>>>
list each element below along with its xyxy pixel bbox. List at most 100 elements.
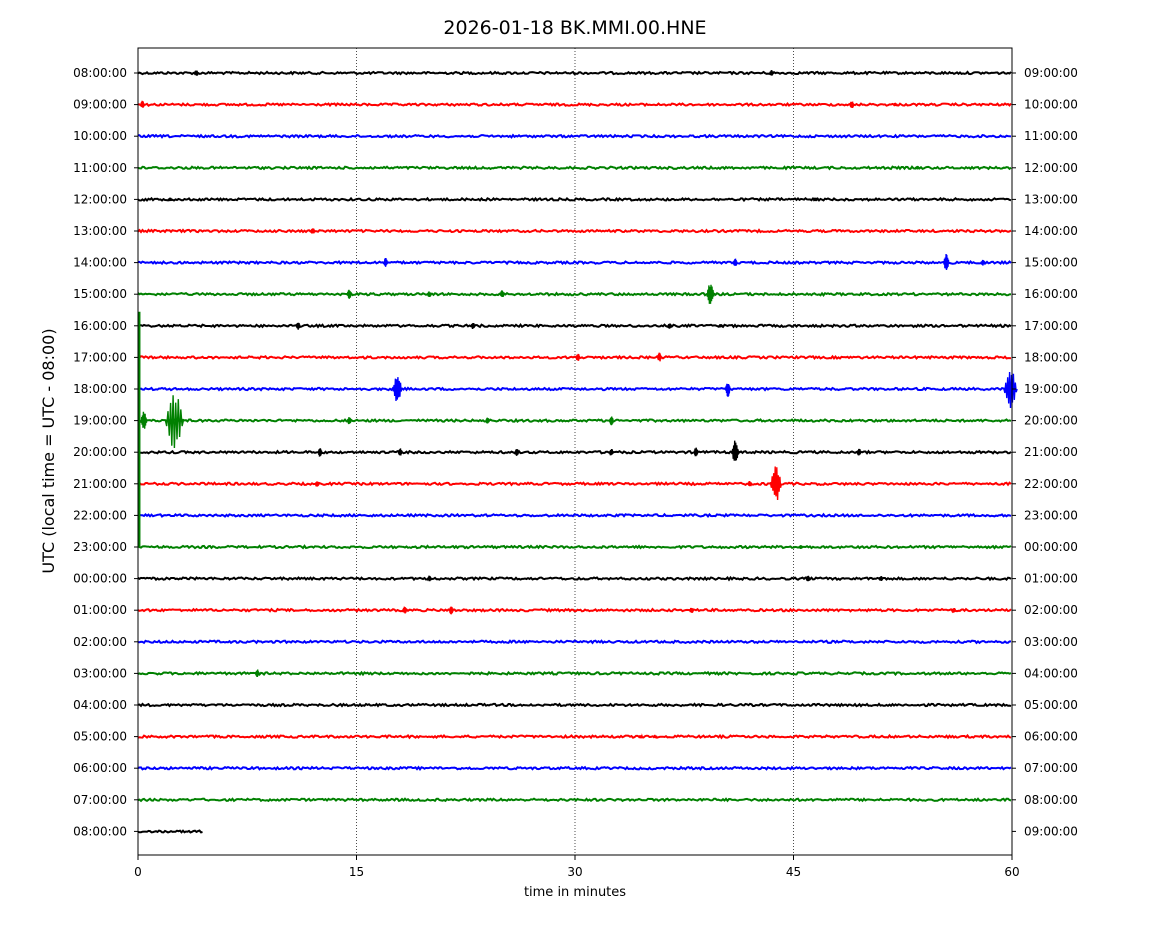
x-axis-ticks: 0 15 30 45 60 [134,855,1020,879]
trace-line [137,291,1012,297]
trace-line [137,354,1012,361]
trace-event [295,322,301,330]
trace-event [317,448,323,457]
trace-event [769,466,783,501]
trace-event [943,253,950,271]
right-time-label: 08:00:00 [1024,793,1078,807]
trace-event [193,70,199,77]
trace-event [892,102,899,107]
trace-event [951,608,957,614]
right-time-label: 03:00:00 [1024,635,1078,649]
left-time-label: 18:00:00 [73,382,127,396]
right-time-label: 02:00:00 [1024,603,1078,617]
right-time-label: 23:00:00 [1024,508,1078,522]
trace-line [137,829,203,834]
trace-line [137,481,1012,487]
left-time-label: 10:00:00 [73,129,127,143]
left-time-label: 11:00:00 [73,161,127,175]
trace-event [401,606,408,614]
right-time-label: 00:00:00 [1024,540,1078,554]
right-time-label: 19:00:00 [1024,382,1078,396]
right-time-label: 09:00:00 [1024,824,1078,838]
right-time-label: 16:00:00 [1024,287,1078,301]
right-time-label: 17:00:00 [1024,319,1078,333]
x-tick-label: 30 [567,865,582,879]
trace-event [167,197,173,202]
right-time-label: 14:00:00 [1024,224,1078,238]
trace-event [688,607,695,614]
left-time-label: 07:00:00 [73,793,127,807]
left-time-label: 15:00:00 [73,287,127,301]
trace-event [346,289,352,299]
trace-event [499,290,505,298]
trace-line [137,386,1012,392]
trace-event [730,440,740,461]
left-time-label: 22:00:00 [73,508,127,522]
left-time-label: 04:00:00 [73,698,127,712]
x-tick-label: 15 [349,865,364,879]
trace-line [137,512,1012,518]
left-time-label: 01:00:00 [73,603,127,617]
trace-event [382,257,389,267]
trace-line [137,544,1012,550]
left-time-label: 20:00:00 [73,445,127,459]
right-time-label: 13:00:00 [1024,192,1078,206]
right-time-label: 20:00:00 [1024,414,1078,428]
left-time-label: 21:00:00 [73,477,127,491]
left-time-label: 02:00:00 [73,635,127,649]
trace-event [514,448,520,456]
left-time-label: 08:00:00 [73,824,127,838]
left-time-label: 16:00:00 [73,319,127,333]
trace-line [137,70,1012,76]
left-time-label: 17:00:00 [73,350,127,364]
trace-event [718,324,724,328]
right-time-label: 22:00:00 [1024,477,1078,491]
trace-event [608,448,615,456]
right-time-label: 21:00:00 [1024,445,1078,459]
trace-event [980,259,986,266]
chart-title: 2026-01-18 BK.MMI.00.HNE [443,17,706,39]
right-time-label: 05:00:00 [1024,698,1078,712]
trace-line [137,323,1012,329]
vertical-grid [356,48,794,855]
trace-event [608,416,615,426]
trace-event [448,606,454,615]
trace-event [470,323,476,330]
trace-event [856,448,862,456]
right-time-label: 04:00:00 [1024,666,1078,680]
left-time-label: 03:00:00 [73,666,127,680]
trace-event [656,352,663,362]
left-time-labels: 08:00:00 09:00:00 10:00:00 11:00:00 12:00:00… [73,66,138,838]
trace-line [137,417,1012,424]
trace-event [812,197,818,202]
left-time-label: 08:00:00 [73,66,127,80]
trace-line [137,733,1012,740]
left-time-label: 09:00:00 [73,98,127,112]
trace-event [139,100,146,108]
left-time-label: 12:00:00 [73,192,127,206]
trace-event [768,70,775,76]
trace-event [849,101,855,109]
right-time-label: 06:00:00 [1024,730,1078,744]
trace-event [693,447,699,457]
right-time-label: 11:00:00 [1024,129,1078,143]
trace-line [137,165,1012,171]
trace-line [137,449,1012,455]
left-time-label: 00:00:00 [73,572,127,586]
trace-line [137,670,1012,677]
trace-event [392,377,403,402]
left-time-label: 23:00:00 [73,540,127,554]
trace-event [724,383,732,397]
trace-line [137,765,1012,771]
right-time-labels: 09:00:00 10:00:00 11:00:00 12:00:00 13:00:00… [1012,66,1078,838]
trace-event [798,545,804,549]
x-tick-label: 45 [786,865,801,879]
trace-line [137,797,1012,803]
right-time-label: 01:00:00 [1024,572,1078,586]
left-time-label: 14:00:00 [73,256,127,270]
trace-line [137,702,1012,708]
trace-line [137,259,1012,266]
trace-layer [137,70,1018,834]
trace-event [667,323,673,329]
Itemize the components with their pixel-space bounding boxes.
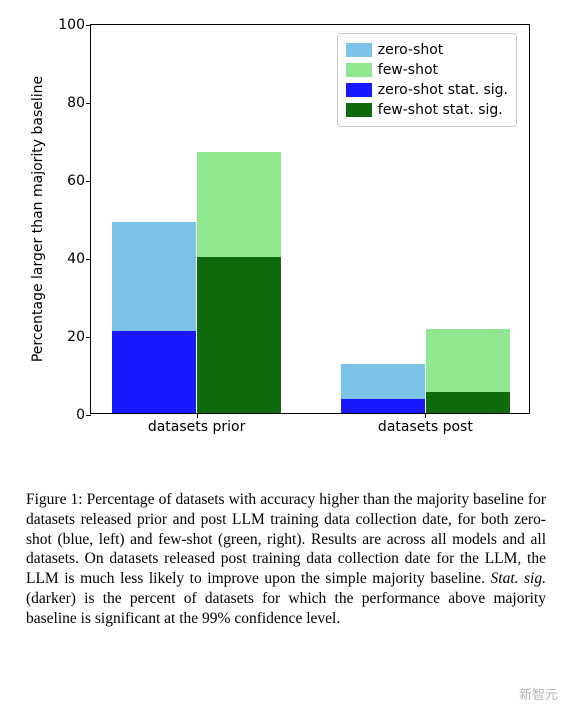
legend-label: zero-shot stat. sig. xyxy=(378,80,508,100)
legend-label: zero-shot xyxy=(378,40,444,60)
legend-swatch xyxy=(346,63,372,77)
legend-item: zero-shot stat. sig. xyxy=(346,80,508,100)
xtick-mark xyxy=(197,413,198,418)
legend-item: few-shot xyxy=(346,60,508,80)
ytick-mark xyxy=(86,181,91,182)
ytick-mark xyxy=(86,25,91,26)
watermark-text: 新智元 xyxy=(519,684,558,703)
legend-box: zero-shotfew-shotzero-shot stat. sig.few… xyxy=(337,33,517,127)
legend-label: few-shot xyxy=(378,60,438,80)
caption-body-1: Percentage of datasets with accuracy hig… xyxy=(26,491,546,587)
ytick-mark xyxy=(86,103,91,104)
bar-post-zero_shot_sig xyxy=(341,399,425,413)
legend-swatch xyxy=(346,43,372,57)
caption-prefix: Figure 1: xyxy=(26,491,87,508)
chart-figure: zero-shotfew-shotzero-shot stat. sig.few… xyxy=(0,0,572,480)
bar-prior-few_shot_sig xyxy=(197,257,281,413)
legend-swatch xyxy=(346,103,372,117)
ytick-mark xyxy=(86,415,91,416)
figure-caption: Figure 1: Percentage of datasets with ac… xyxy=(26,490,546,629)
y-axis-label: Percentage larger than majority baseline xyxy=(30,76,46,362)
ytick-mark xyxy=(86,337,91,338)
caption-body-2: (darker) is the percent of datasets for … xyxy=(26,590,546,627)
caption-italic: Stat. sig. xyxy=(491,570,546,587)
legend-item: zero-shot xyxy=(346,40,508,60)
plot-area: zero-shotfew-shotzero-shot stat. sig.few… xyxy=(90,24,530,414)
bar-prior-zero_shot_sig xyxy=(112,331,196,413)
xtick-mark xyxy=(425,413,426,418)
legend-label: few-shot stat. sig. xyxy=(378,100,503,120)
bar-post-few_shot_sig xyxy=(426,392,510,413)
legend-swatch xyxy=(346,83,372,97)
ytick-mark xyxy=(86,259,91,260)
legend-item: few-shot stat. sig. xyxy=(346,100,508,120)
<<<
__Task brief__: Rewrite all the rows above with every "trace-event" changed to "trace-mark" and everything else unchanged, leaving out the pictures.

__The result__:
list each element below along with its xyxy pixel bbox. List at most 100 elements.
x-axis-ticks: 0 15 30 45 60 [134,855,1020,879]
trace-line [137,291,1012,297]
trace-line [137,354,1012,361]
trace-mark [295,322,301,330]
trace-mark [317,448,323,457]
trace-mark [769,466,783,501]
trace-mark [943,253,950,271]
right-time-label: 08:00:00 [1024,793,1078,807]
trace-mark [193,70,199,77]
trace-mark [892,102,899,107]
trace-mark [951,608,957,614]
right-time-label: 03:00:00 [1024,635,1078,649]
left-time-label: 18:00:00 [73,382,127,396]
right-time-label: 02:00:00 [1024,603,1078,617]
right-time-label: 23:00:00 [1024,508,1078,522]
trace-line [137,829,203,834]
trace-line [137,481,1012,487]
left-time-label: 10:00:00 [73,129,127,143]
left-time-label: 11:00:00 [73,161,127,175]
trace-mark [401,606,408,614]
right-time-label: 00:00:00 [1024,540,1078,554]
right-time-label: 19:00:00 [1024,382,1078,396]
right-time-label: 09:00:00 [1024,824,1078,838]
right-time-label: 16:00:00 [1024,287,1078,301]
right-time-label: 17:00:00 [1024,319,1078,333]
x-tick-label: 30 [567,865,582,879]
trace-mark [167,197,173,202]
right-time-label: 14:00:00 [1024,224,1078,238]
trace-mark [688,607,695,614]
left-time-label: 07:00:00 [73,793,127,807]
left-time-label: 15:00:00 [73,287,127,301]
trace-mark [346,289,352,299]
trace-mark [499,290,505,298]
trace-line [137,386,1012,392]
trace-mark [730,440,740,461]
left-time-label: 22:00:00 [73,508,127,522]
left-time-label: 04:00:00 [73,698,127,712]
x-tick-label: 15 [349,865,364,879]
trace-line [137,512,1012,518]
left-time-label: 01:00:00 [73,603,127,617]
trace-mark [382,257,389,267]
trace-line [137,544,1012,550]
left-time-label: 20:00:00 [73,445,127,459]
right-time-label: 13:00:00 [1024,192,1078,206]
right-time-label: 20:00:00 [1024,414,1078,428]
left-time-label: 21:00:00 [73,477,127,491]
left-time-label: 02:00:00 [73,635,127,649]
trace-mark [514,448,520,456]
left-time-label: 08:00:00 [73,824,127,838]
left-time-label: 16:00:00 [73,319,127,333]
trace-line [137,70,1012,76]
left-time-label: 17:00:00 [73,350,127,364]
trace-mark [718,324,724,328]
right-time-label: 22:00:00 [1024,477,1078,491]
trace-mark [608,448,615,456]
right-time-label: 21:00:00 [1024,445,1078,459]
trace-mark [980,259,986,266]
chart-title: 2026-01-18 BK.MMI.00.HNE [443,17,706,39]
right-time-label: 05:00:00 [1024,698,1078,712]
trace-line [137,323,1012,329]
vertical-grid [356,48,794,855]
trace-mark [608,416,615,426]
trace-mark [448,606,454,615]
trace-mark [470,323,476,330]
trace-mark [856,448,862,456]
right-time-label: 04:00:00 [1024,666,1078,680]
left-time-label: 03:00:00 [73,666,127,680]
trace-mark [656,352,663,362]
left-time-labels: 08:00:00 09:00:00 10:00:00 11:00:00 12:00:00… [73,66,138,838]
trace-line [137,417,1012,424]
trace-mark [812,197,818,202]
left-time-label: 08:00:00 [73,66,127,80]
trace-line [137,733,1012,740]
left-time-label: 09:00:00 [73,98,127,112]
trace-mark [139,100,146,108]
left-time-label: 12:00:00 [73,192,127,206]
trace-mark [768,70,775,76]
trace-mark [849,101,855,109]
right-time-label: 06:00:00 [1024,730,1078,744]
trace-mark [693,447,699,457]
right-time-label: 11:00:00 [1024,129,1078,143]
trace-line [137,165,1012,171]
trace-line [137,449,1012,455]
left-time-label: 00:00:00 [73,572,127,586]
trace-line [137,670,1012,677]
trace-mark [392,377,403,402]
left-time-label: 23:00:00 [73,540,127,554]
trace-mark [724,383,732,397]
trace-line [137,765,1012,771]
right-time-labels: 09:00:00 10:00:00 11:00:00 12:00:00 13:00:00… [1012,66,1078,838]
trace-mark [798,545,804,549]
x-tick-label: 45 [786,865,801,879]
trace-line [137,797,1012,803]
right-time-label: 01:00:00 [1024,572,1078,586]
left-time-label: 14:00:00 [73,256,127,270]
trace-line [137,702,1012,708]
trace-line [137,259,1012,266]
trace-layer [137,70,1018,834]
trace-mark [667,323,673,329]
Itemize the components with their pixel-space bounding boxes.
legend-label: zero-shot stat. sig. xyxy=(378,80,508,100)
legend-label: zero-shot xyxy=(378,40,444,60)
legend-swatch xyxy=(346,63,372,77)
legend-item: zero-shot stat. sig. xyxy=(346,80,508,100)
xtick-mark xyxy=(197,413,198,418)
legend-item: few-shot xyxy=(346,60,508,80)
ytick-mark xyxy=(86,181,91,182)
ytick-mark xyxy=(86,25,91,26)
watermark-text: 新智元 xyxy=(519,684,558,703)
legend-box: zero-shotfew-shotzero-shot stat. sig.few… xyxy=(337,33,517,127)
legend-label: few-shot xyxy=(378,60,438,80)
caption-body-1: Percentage of datasets with accuracy hig… xyxy=(26,491,546,587)
ytick-mark xyxy=(86,103,91,104)
bar-post-zero_shot_sig xyxy=(341,399,425,413)
legend-swatch xyxy=(346,43,372,57)
caption-prefix: Figure 1: xyxy=(26,491,87,508)
chart-figure: zero-shotfew-shotzero-shot stat. sig.few… xyxy=(0,0,572,480)
bar-prior-few_shot_sig xyxy=(197,257,281,413)
legend-swatch xyxy=(346,103,372,117)
ytick-mark xyxy=(86,415,91,416)
figure-caption: Figure 1: Percentage of datasets with ac… xyxy=(26,490,546,629)
y-axis-label: Percentage larger than majority baseline xyxy=(30,76,46,362)
ytick-mark xyxy=(86,337,91,338)
caption-body-2: (darker) is the percent of datasets for … xyxy=(26,590,546,627)
caption-italic: Stat. sig. xyxy=(491,570,546,587)
legend-item: zero-shot xyxy=(346,40,508,60)
plot-area: zero-shotfew-shotzero-shot stat. sig.few… xyxy=(90,24,530,414)
bar-prior-zero_shot_sig xyxy=(112,331,196,413)
xtick-mark xyxy=(425,413,426,418)
legend-label: few-shot stat. sig. xyxy=(378,100,503,120)
bar-post-few_shot_sig xyxy=(426,392,510,413)
legend-swatch xyxy=(346,83,372,97)
ytick-mark xyxy=(86,259,91,260)
legend-item: few-shot stat. sig. xyxy=(346,100,508,120)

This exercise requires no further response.